--- BEGIN ---

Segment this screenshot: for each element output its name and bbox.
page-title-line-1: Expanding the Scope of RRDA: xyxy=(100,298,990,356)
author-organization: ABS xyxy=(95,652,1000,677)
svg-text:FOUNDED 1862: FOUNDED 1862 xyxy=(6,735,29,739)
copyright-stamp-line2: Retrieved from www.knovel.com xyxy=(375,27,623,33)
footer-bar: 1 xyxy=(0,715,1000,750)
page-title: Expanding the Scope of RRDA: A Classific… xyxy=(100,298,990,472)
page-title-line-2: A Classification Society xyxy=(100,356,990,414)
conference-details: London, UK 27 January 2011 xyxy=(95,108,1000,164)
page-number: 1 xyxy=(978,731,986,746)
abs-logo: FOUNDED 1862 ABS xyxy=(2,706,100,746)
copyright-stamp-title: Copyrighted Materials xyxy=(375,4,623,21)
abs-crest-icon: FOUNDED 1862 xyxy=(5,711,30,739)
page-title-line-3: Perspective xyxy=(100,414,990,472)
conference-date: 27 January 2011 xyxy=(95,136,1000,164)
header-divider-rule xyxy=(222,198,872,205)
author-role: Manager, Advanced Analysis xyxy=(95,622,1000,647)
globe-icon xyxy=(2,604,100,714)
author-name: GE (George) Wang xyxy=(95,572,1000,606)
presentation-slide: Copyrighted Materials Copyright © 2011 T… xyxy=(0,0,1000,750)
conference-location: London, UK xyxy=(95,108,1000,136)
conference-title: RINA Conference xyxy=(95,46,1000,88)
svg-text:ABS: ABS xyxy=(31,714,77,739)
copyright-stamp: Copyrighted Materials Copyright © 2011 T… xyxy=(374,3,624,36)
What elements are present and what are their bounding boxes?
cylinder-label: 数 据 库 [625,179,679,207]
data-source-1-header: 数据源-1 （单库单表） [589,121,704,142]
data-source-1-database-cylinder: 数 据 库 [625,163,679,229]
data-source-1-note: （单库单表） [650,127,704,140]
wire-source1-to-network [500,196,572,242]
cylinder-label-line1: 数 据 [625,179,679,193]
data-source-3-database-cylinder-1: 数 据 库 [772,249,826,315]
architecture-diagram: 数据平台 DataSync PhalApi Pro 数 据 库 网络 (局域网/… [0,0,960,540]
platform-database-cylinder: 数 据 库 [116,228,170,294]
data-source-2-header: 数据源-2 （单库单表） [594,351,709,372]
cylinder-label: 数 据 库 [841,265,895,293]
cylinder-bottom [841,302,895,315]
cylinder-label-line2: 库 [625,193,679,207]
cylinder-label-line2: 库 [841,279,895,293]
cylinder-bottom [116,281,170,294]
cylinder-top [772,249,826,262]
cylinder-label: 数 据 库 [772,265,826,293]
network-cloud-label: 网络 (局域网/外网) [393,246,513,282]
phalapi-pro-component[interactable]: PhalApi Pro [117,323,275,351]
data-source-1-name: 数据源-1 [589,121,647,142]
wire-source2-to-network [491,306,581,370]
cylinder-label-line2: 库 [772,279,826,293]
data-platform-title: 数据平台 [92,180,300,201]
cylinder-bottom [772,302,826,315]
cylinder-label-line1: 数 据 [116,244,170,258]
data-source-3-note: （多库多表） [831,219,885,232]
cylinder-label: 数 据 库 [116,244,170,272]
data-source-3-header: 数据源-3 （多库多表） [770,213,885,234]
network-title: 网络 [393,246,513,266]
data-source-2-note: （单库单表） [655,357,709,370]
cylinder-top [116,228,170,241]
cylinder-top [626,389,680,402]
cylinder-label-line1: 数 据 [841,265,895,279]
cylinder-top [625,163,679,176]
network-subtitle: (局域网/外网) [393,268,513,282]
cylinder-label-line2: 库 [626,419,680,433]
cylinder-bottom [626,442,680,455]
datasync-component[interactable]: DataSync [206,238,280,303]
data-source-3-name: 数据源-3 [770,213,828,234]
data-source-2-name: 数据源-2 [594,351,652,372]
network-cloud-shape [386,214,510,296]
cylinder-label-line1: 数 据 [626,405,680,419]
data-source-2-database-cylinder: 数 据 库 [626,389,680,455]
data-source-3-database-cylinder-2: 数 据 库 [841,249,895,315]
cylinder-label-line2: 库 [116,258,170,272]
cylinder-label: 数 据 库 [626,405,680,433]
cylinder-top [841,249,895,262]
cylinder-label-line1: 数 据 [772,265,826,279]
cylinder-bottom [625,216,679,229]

--- END ---

Collect every line in the records above that contains the string "数据平台", matching case exactly.

__RIGHT ANSWER__
architecture-diagram: 数据平台 DataSync PhalApi Pro 数 据 库 网络 (局域网/… [0,0,960,540]
data-platform-title: 数据平台 [92,180,300,201]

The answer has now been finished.